*CHALLENGE:* Images excluded, repeat each entry below exactly.

++++++++++++++++++++

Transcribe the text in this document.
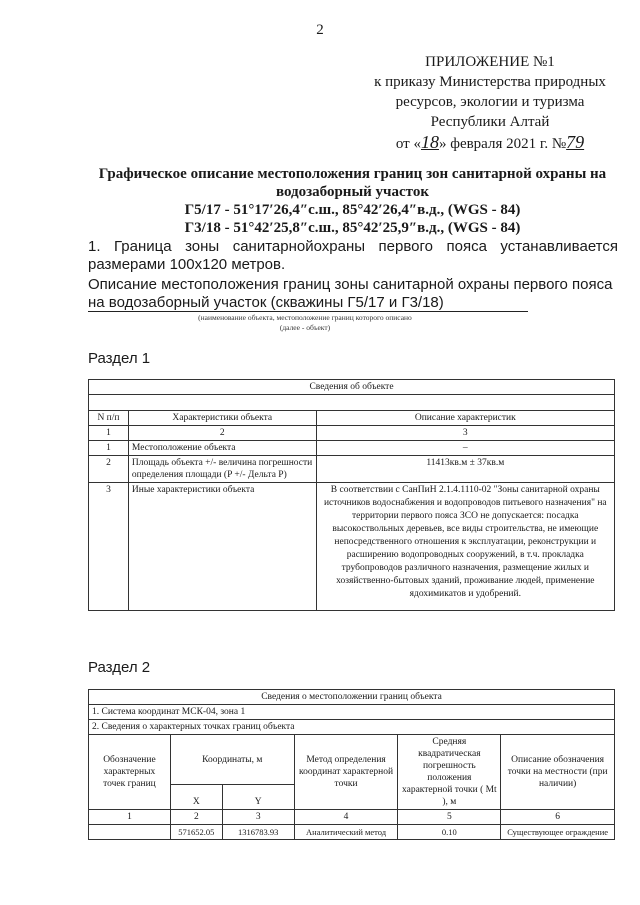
2
ПРИЛОЖЕНИЕ №1
к приказу Министерства природных
ресурсов, экологии и туризма
Республики Алтай
от «18» февраля 2021 г. №79
Графическое описание местоположения границ зон санитарной охраны на
водозаборный участок
Г5/17 - 51°17′26,4″с.ш., 85°42′26,4″в.д., (WGS - 84)
Г3/18 - 51°42′25,8″с.ш., 85°42′25,9″в.д., (WGS - 84)
1. Граница зоны санитарнойохраны первого пояса устанавливается размерами 100х120 метров.
Описание местоположения границ зоны санитарной охраны первого пояса на водозаборный участок (скважины Г5/17 и Г3/18)
(наименование объекта, местоположение границ которого описано
(далее - объект)
Раздел 1
Сведения об объекте		

N п/п	Характеристики объекта	Описание характеристик
1	2	3
1	Местоположение объекта	–
2	Площадь объекта +/- величина погрешности определения площади (P +/- Дельта P)	11413кв.м ± 37кв.м
3	Иные характеристики объекта	В соответствии с СанПиН 2.1.4.1110-02 "Зоны санитарной охраны источников водоснабжения и водопроводов питьевого назначения" на территории первого пояса ЗСО не допускается: посадка высокоствольных деревьев, все виды строительства, не имеющие непосредственного отношения к эксплуатации, реконструкции и расширению водопроводных сооружений, в т.ч. прокладка трубопроводов различного назначения, размещение жилых и хозяйственно-бытовых зданий, проживание людей, применение ядохимикатов и удобрений.
Раздел 2
Сведения о местоположении границ объекта					
1. Система координат МСК-04, зона 1					
2. Сведения о характерных точках границ объекта					
Обозначение характерных точек границ	Координаты, м		Метод определения координат характерной точки	Средняя квадратическая погрешность положения характерной точки ( Mt ), м	Описание обозначения точки на местности (при наличии)
	X	Y			
1	2	3	4	5	6
	571652.05	1316783.93	Аналитический метод	0.10	Существующее ограждение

++++++++++++++++++++

*WRITTEN ANSWER:*
Transcribe the text in this document.
2
ПРИЛОЖЕНИЕ №1
к приказу Министерства природных
ресурсов, экологии и туризма
Республики Алтай
от «18» февраля 2021 г. №79
Графическое описание местоположения границ зон санитарной охраны на
водозаборный участок
Г5/17 - 51°17′26,4″с.ш., 85°42′26,4″в.д., (WGS - 84)
Г3/18 - 51°42′25,8″с.ш., 85°42′25,9″в.д., (WGS - 84)
1. Граница зоны санитарнойохраны первого пояса устанавливается размерами 100х120 метров.
Описание местоположения границ зоны санитарной охраны первого пояса на водозаборный участок (скважины Г5/17 и Г3/18)
(наименование объекта, местоположение границ которого описано
(далее - объект)
Раздел 1
Сведения об объекте		

N п/п	Характеристики объекта	Описание характеристик
1	2	3
1	Местоположение объекта	–
2	Площадь объекта +/- величина погрешности определения площади (P +/- Дельта P)	11413кв.м ± 37кв.м
3	Иные характеристики объекта	В соответствии с СанПиН 2.1.4.1110-02 "Зоны санитарной охраны источников водоснабжения и водопроводов питьевого назначения" на территории первого пояса ЗСО не допускается: посадка высокоствольных деревьев, все виды строительства, не имеющие непосредственного отношения к эксплуатации, реконструкции и расширению водопроводных сооружений, в т.ч. прокладка трубопроводов различного назначения, размещение жилых и хозяйственно-бытовых зданий, проживание людей, применение ядохимикатов и удобрений.
Раздел 2
Сведения о местоположении границ объекта					
1. Система координат МСК-04, зона 1					
2. Сведения о характерных точках границ объекта					
Обозначение характерных точек границ	Координаты, м		Метод определения координат характерной точки	Средняя квадратическая погрешность положения характерной точки ( Mt ), м	Описание обозначения точки на местности (при наличии)
	X	Y			
1	2	3	4	5	6
	571652.05	1316783.93	Аналитический метод	0.10	Существующее ограждение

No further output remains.